What is the number of lines in the data holding the word "have"? Give that number by itself.

* MATERIAL PROVIDED:
● ● ● ●

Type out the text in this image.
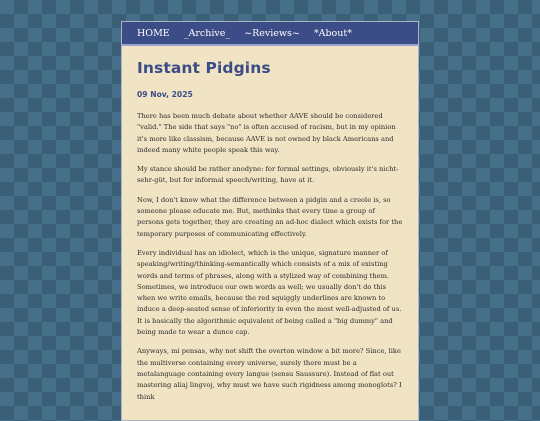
HOME _Archive_ ~Reviews~ *About*
Instant Pidgins
09 Nov, 2025

There has been much debate about whether AAVE should be considered "valid." The side that says "no" is often accused of racism, but in my opinion it's more like classism, because AAVE is not owned by black Americans and indeed many white people speak this way.

My stance should be rather anodyne: for formal settings, obviously it's nicht-sehr-güt, but for informal speech/writing, have at it.

Now, I don't know what the difference between a pidgin and a creole is, so someone please educate me. But, methinks that every time a group of persons gets together, they are creating an ad-hoc dialect which exists for the temporary purposes of communicating effectively.

Every individual has an idiolect, which is the unique, signature manner of speaking/writing/thinking-semantically which consists of a mix of existing words and terms of phrases, along with a stylized way of combining them. Sometimes, we introduce our own words as well; we usually don't do this when we write emails, because the red squiggly underlines are known to induce a deep-seated sense of inferiority in even the most well-adjusted of us. It is basically the algorithmic equivalent of being called a "big dummy" and being made to wear a dunce cap.

Anyways, mi pensas, why not shift the overton window a bit more? Since, like the multiverse containing every universe, surely there must be a metalanguage containing every langue (sensu Saussure). Instead of flat out mastering aliaj lingvoj, why must we have such rigidness among monoglots? I think
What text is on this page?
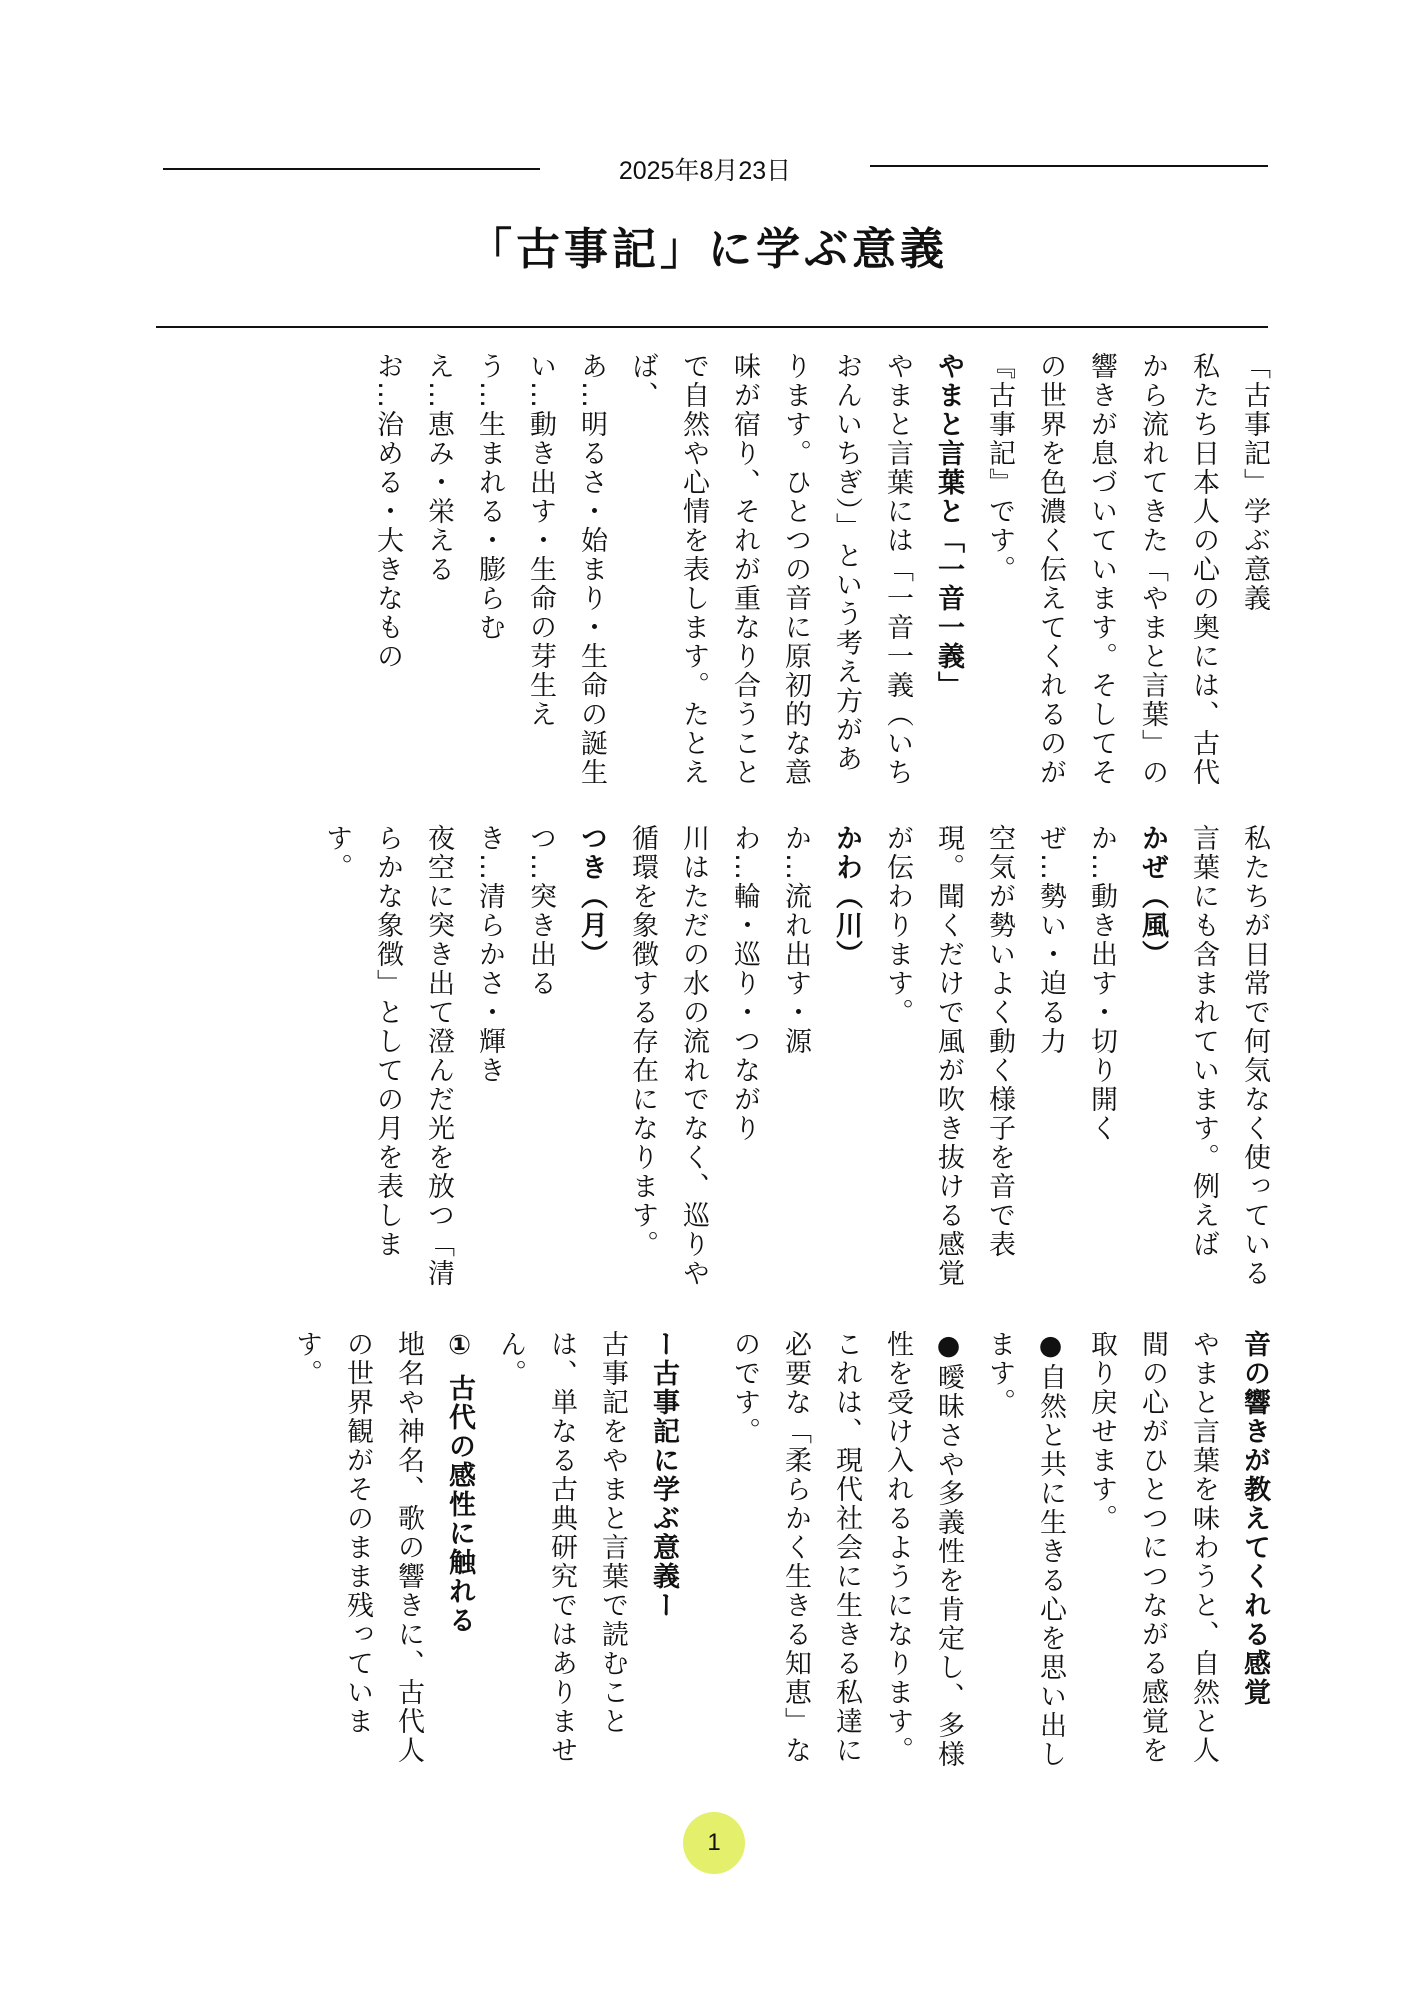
2025年8月23日
「古事記」に学ぶ意義

「古事記」学ぶ意義

私たち日本人の心の奥には、古代から流れてきた「やまと言葉」の響きが息づいています。そしてその世界を色濃く伝えてくれるのが『古事記』です。

やまと言葉と「一音一義」

やまと言葉には「一音一義（いちおんいちぎ）」という考え方があります。ひとつの音に原初的な意味が宿り、それが重なり合うことで自然や心情を表します。たとえば、

あ…明るさ・始まり・生命の誕生

い…動き出す・生命の芽生え

う…生まれる・膨らむ

え…恵み・栄える

お…治める・大きなもの

私たちが日常で何気なく使っている言葉にも含まれています。例えば

かぜ（風）

か…動き出す・切り開く

ぜ…勢い・迫る力

空気が勢いよく動く様子を音で表現。聞くだけで風が吹き抜ける感覚が伝わります。

かわ（川）

か…流れ出す・源

わ…輪・巡り・つながり

川はただの水の流れでなく、巡りや循環を象徴する存在になります。

つき（月）

つ…突き出る

き…清らかさ・輝き

夜空に突き出て澄んだ光を放つ「清らかな象徴」としての月を表します。

音の響きが教えてくれる感覚

やまと言葉を味わうと、自然と人間の心がひとつにつながる感覚を取り戻せます。

●自然と共に生きる心を思い出します。

●曖昧さや多義性を肯定し、多様性を受け入れるようになります。

これは、現代社会に生きる私達に必要な「柔らかく生きる知恵」なのです。

ー古事記に学ぶ意義ー

古事記をやまと言葉で読むことは、単なる古典研究ではありません。

① 古代の感性に触れる

地名や神名、歌の響きに、古代人の世界観がそのまま残っています。

1
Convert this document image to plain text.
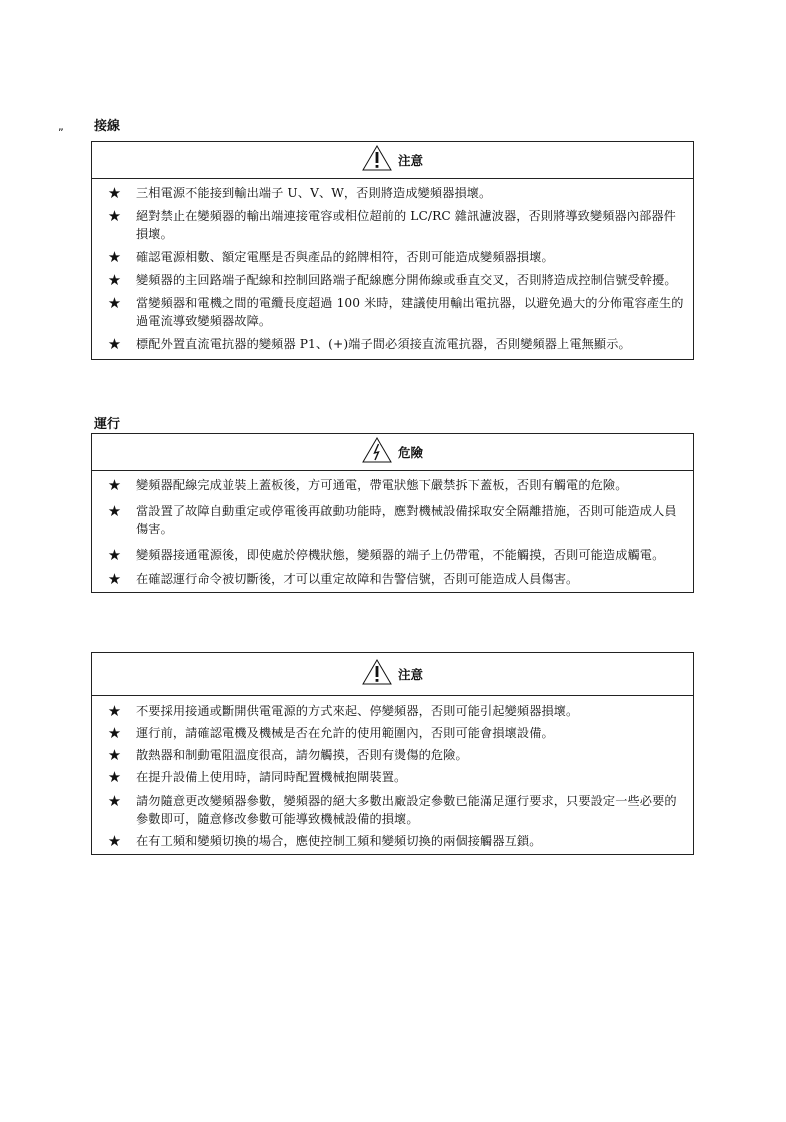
„ 接線
注意
★	三相電源不能接到輸出端子 U、V、W，否則將造成變頻器損壞。
★	絕對禁止在變頻器的輸出端連接電容或相位超前的 LC/RC 雜訊濾波器，否則將導致變頻器內部器件損壞。
★	確認電源相數、額定電壓是否與產品的銘牌相符，否則可能造成變頻器損壞。
★	變頻器的主回路端子配線和控制回路端子配線應分開佈線或垂直交叉，否則將造成控制信號受幹擾。
★	當變頻器和電機之間的電纜長度超過 100 米時，建議使用輸出電抗器，以避免過大的分佈電容產生的過電流導致變頻器故障。
★	標配外置直流電抗器的變頻器 P1、(+)端子間必須接直流電抗器，否則變頻器上電無顯示。
運行
危險
★	變頻器配線完成並裝上蓋板後，方可通電，帶電狀態下嚴禁拆下蓋板，否則有觸電的危險。
★	當設置了故障自動重定或停電後再啟動功能時，應對機械設備採取安全隔離措施，否則可能造成人員傷害。
★	變頻器接通電源後，即使處於停機狀態，變頻器的端子上仍帶電，不能觸摸，否則可能造成觸電。
★	在確認運行命令被切斷後，才可以重定故障和告警信號，否則可能造成人員傷害。
注意
★	不要採用接通或斷開供電電源的方式來起、停變頻器，否則可能引起變頻器損壞。
★	運行前，請確認電機及機械是否在允許的使用範圍內，否則可能會損壞設備。
★	散熱器和制動電阻溫度很高，請勿觸摸，否則有燙傷的危險。
★	在提升設備上使用時，請同時配置機械抱閘裝置。
★	請勿隨意更改變頻器參數，變頻器的絕大多數出廠設定參數已能滿足運行要求，只要設定一些必要的參數即可，隨意修改參數可能導致機械設備的損壞。
★	在有工頻和變頻切換的場合，應使控制工頻和變頻切換的兩個接觸器互鎖。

● ● ● ●

* THE ANSWER: 2